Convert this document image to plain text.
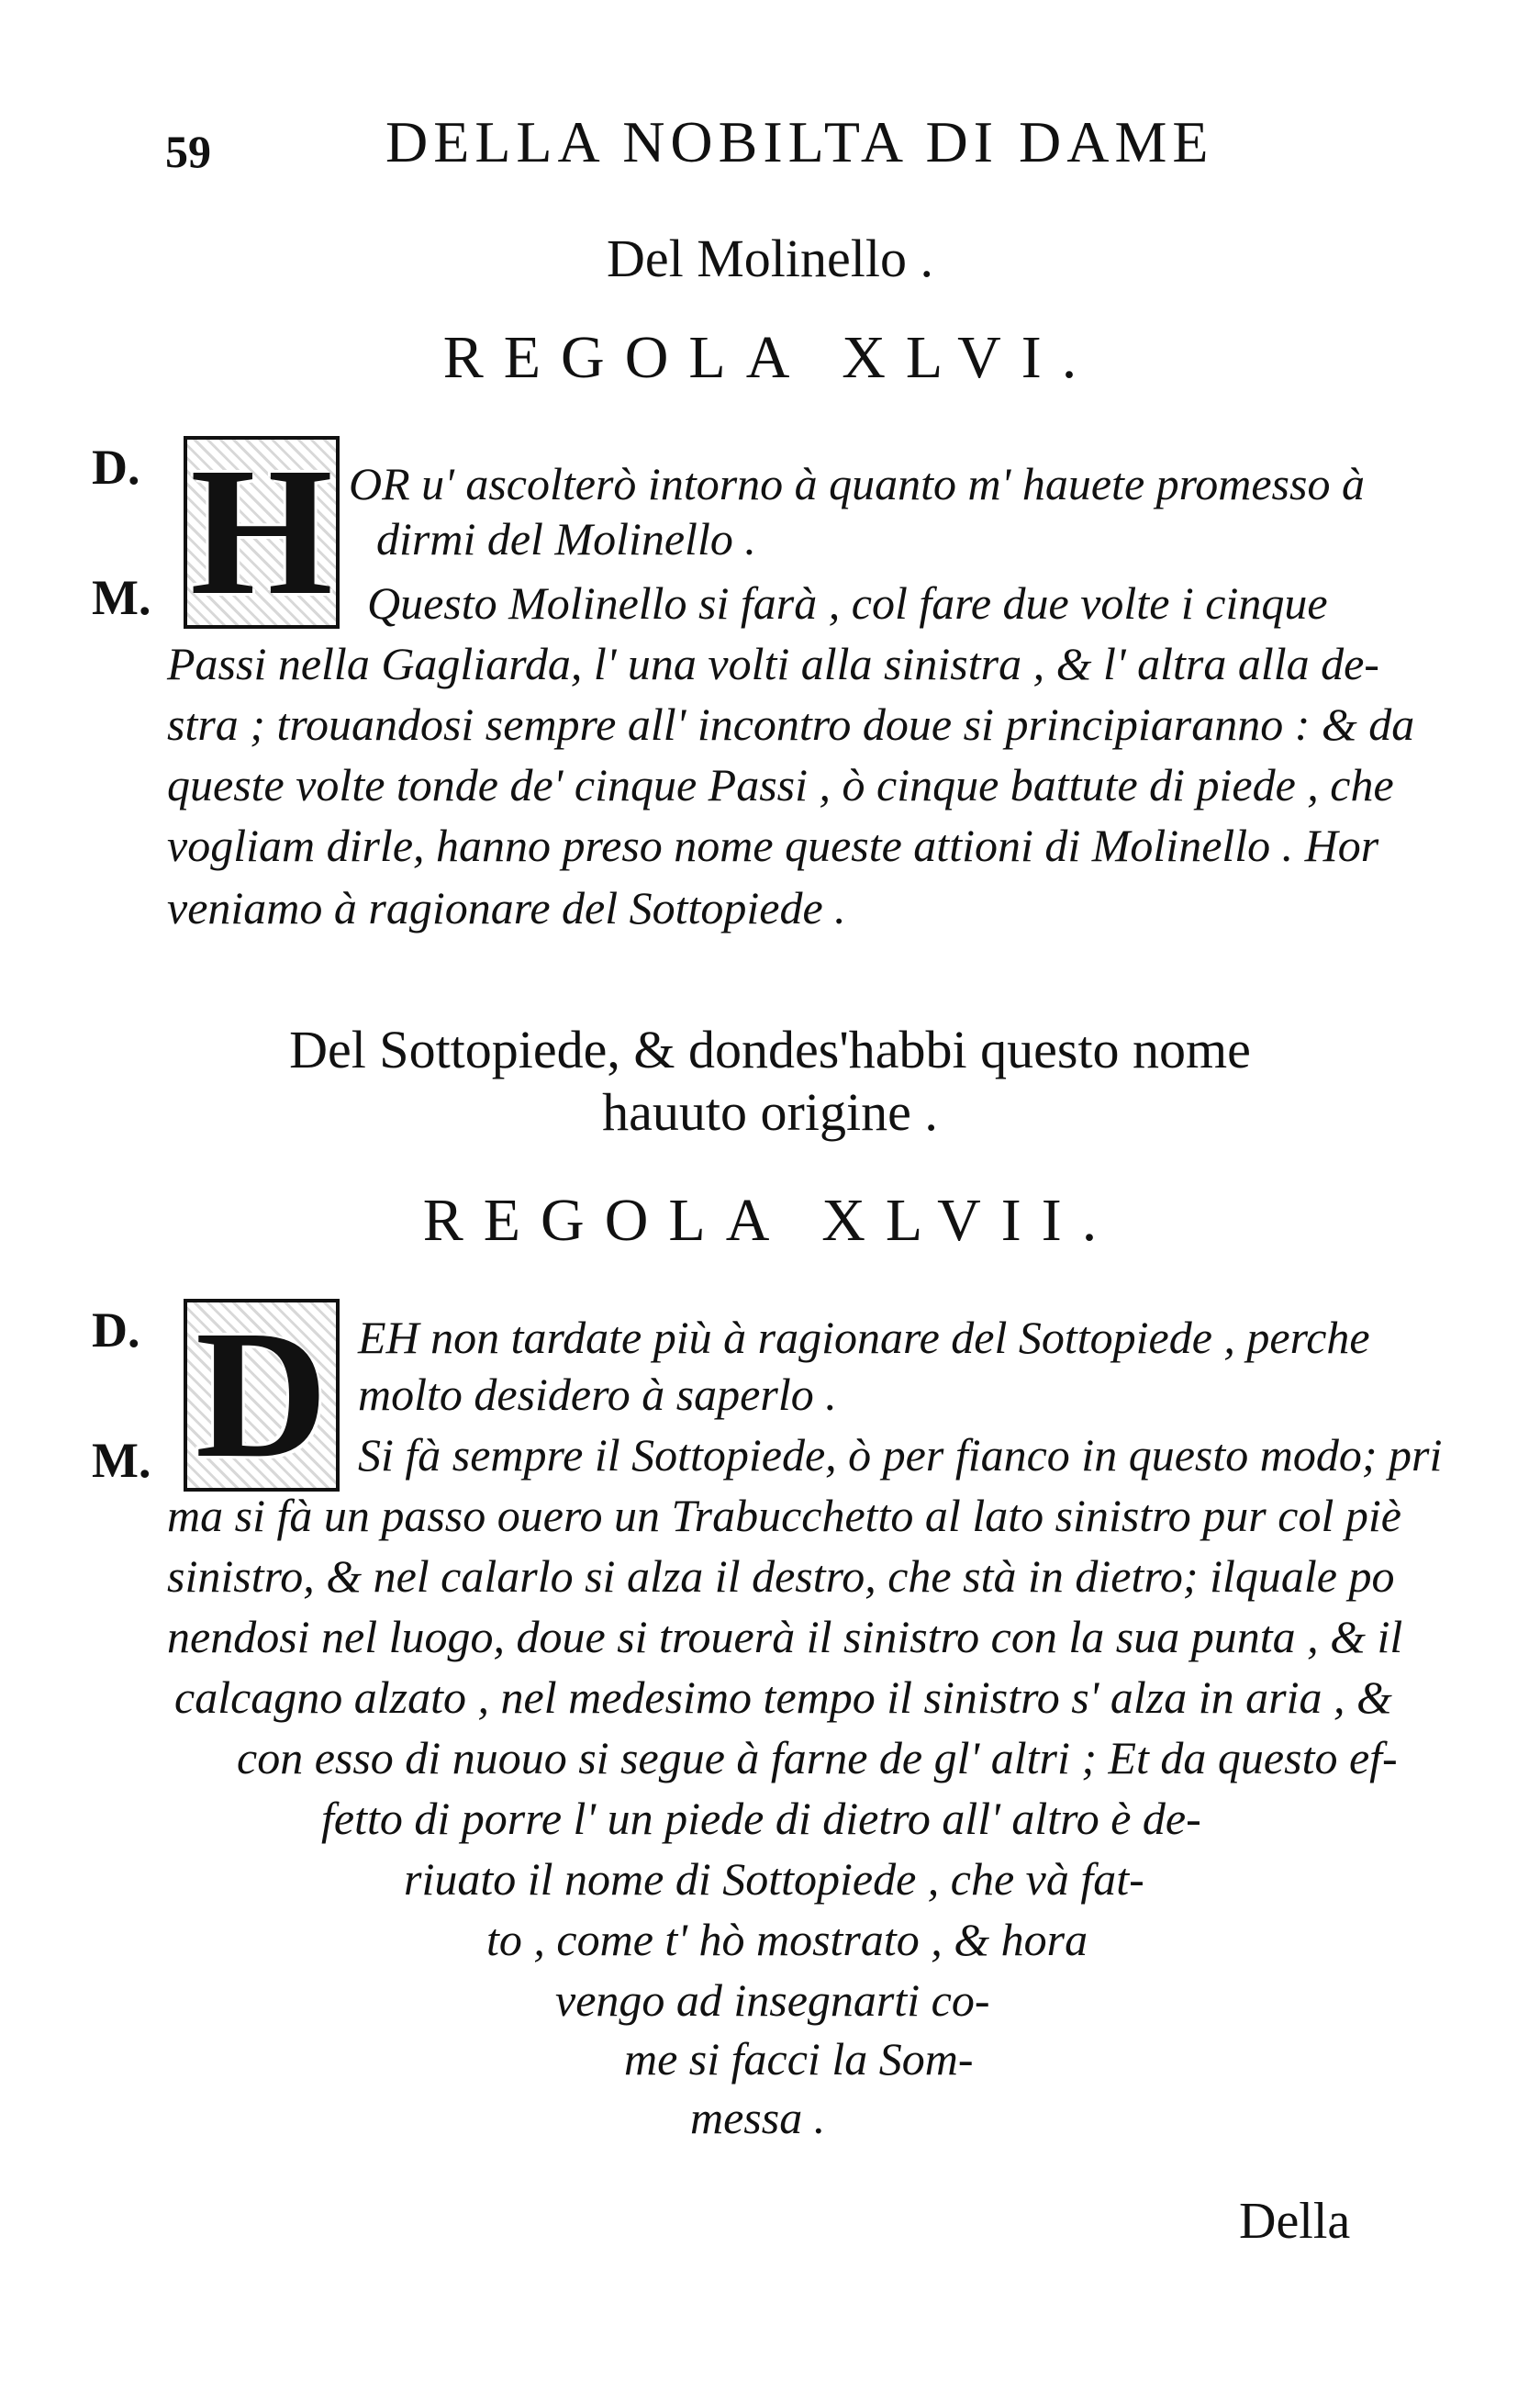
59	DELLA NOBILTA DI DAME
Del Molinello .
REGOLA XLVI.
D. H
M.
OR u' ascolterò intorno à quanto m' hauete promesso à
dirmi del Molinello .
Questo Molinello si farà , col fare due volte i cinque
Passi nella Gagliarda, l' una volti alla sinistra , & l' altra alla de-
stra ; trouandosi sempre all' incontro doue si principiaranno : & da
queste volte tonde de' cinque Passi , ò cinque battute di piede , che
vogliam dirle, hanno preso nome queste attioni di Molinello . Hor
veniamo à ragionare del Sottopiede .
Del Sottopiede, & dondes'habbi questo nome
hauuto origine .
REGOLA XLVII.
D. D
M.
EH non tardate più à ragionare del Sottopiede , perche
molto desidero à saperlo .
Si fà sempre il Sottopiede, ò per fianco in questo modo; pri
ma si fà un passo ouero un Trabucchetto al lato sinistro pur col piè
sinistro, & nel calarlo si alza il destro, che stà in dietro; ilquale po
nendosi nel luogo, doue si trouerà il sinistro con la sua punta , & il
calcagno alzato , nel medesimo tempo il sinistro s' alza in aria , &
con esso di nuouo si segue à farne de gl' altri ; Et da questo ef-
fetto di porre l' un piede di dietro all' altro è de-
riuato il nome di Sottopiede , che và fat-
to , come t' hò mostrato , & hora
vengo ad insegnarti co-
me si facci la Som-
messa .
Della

# # # #

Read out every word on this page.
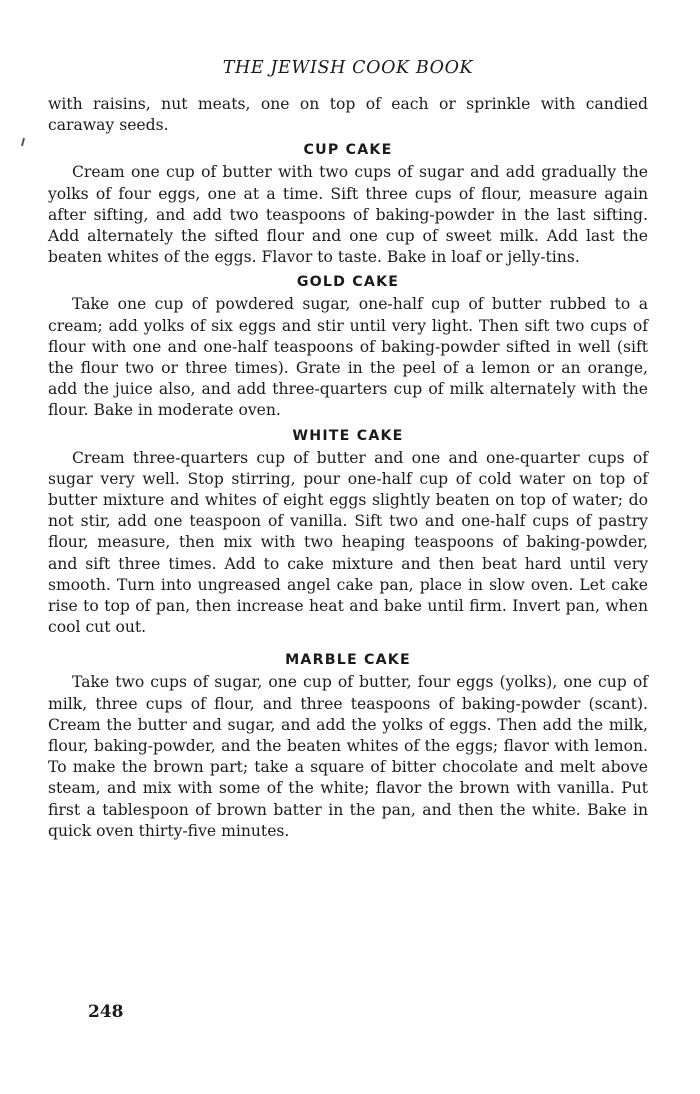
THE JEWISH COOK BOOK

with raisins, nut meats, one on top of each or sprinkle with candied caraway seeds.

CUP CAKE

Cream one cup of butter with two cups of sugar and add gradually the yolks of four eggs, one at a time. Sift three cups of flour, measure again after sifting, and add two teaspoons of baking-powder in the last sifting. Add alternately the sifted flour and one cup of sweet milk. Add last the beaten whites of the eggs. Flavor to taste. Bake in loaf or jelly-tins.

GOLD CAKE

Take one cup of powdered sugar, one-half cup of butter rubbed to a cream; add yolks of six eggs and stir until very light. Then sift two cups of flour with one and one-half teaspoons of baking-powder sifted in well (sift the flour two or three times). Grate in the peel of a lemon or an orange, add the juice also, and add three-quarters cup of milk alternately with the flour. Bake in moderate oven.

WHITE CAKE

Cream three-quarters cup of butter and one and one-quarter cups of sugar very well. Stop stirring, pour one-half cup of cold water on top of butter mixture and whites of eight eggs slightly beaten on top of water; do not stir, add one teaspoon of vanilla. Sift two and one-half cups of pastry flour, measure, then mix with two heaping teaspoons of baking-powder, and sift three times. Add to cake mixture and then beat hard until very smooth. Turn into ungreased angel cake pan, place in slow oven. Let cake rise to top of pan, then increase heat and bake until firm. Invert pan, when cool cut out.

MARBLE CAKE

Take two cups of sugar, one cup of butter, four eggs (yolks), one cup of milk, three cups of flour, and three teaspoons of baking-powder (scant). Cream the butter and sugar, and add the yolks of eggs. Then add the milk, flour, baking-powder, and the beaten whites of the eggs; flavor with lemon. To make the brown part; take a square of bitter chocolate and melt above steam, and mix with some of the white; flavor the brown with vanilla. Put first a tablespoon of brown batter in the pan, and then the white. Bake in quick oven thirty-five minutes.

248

# # # #

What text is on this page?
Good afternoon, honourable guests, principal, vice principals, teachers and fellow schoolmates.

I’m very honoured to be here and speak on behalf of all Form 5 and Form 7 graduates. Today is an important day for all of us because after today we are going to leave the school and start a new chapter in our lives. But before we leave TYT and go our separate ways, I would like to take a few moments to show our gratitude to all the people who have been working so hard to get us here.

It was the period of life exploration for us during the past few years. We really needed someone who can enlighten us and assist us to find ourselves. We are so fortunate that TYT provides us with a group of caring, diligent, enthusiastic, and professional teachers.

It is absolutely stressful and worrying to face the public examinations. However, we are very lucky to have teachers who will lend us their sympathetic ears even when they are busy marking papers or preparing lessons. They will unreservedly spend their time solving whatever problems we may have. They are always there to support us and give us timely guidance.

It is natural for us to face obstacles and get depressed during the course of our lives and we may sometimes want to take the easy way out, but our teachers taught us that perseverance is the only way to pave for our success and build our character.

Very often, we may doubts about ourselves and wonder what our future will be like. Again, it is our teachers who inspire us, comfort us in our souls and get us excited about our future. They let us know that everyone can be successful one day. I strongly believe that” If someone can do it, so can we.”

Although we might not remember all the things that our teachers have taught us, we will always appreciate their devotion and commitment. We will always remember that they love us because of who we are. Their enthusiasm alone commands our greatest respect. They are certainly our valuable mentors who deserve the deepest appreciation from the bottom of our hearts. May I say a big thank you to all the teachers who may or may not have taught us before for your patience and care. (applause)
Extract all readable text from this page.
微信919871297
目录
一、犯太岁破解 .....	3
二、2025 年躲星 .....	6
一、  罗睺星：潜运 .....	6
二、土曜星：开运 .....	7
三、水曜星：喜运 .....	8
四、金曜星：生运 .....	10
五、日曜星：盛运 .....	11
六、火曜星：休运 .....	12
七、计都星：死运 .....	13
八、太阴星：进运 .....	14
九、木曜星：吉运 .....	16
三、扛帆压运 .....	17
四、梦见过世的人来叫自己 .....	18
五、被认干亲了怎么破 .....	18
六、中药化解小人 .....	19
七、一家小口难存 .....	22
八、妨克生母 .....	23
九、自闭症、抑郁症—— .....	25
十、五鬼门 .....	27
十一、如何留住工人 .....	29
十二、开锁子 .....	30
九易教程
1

# # # #

» **Your instructions**
Filter the listing above by the word "this"; copy each line that passes.

» **The completed task**
Convert this document image to plain text.
Read out every word on this page.
What text is on this page?
Extract all readable text from this page.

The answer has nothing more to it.